> Task
Produce the listing below again, exactly as shown.

Data records
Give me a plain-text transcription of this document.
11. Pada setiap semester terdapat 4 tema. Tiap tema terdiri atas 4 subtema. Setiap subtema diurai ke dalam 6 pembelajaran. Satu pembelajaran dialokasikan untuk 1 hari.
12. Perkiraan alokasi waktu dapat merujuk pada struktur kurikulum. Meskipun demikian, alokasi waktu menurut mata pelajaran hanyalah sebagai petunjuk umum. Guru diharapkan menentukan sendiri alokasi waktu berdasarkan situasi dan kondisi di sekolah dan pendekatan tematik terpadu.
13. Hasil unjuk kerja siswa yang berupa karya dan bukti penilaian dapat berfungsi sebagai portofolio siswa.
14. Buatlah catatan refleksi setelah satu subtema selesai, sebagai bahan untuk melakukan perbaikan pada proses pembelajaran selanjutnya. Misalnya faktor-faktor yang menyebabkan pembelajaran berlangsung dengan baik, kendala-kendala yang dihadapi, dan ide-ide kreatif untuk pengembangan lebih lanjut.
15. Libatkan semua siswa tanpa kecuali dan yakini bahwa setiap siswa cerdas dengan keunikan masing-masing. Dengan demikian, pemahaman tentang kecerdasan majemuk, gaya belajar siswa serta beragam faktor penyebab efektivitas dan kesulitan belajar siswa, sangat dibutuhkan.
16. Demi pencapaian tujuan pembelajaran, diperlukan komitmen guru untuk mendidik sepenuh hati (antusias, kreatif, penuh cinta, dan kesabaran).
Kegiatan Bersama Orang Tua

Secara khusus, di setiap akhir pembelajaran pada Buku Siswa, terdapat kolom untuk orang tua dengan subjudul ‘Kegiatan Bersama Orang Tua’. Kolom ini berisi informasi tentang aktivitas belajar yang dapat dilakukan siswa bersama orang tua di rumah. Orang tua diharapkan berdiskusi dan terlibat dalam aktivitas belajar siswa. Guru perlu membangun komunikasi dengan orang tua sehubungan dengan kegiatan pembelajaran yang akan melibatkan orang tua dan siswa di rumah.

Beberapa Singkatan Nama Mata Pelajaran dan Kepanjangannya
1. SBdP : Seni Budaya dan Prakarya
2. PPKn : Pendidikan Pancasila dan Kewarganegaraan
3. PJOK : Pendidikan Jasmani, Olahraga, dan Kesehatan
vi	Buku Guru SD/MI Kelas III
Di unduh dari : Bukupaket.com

> Solution to the problem
Give me a plain-text transcription of this document.
11. Pada setiap semester terdapat 4 tema. Tiap tema terdiri atas 4 subtema. Setiap subtema diurai ke dalam 6 pembelajaran. Satu pembelajaran dialokasikan untuk 1 hari.
12. Perkiraan alokasi waktu dapat merujuk pada struktur kurikulum. Meskipun demikian, alokasi waktu menurut mata pelajaran hanyalah sebagai petunjuk umum. Guru diharapkan menentukan sendiri alokasi waktu berdasarkan situasi dan kondisi di sekolah dan pendekatan tematik terpadu.
13. Hasil unjuk kerja siswa yang berupa karya dan bukti penilaian dapat berfungsi sebagai portofolio siswa.
14. Buatlah catatan refleksi setelah satu subtema selesai, sebagai bahan untuk melakukan perbaikan pada proses pembelajaran selanjutnya. Misalnya faktor-faktor yang menyebabkan pembelajaran berlangsung dengan baik, kendala-kendala yang dihadapi, dan ide-ide kreatif untuk pengembangan lebih lanjut.
15. Libatkan semua siswa tanpa kecuali dan yakini bahwa setiap siswa cerdas dengan keunikan masing-masing. Dengan demikian, pemahaman tentang kecerdasan majemuk, gaya belajar siswa serta beragam faktor penyebab efektivitas dan kesulitan belajar siswa, sangat dibutuhkan.
16. Demi pencapaian tujuan pembelajaran, diperlukan komitmen guru untuk mendidik sepenuh hati (antusias, kreatif, penuh cinta, dan kesabaran).
Kegiatan Bersama Orang Tua

Secara khusus, di setiap akhir pembelajaran pada Buku Siswa, terdapat kolom untuk orang tua dengan subjudul ‘Kegiatan Bersama Orang Tua’. Kolom ini berisi informasi tentang aktivitas belajar yang dapat dilakukan siswa bersama orang tua di rumah. Orang tua diharapkan berdiskusi dan terlibat dalam aktivitas belajar siswa. Guru perlu membangun komunikasi dengan orang tua sehubungan dengan kegiatan pembelajaran yang akan melibatkan orang tua dan siswa di rumah.

Beberapa Singkatan Nama Mata Pelajaran dan Kepanjangannya
1. SBdP : Seni Budaya dan Prakarya
2. PPKn : Pendidikan Pancasila dan Kewarganegaraan
3. PJOK : Pendidikan Jasmani, Olahraga, dan Kesehatan
vi	Buku Guru SD/MI Kelas III
Di unduh dari : Bukupaket.com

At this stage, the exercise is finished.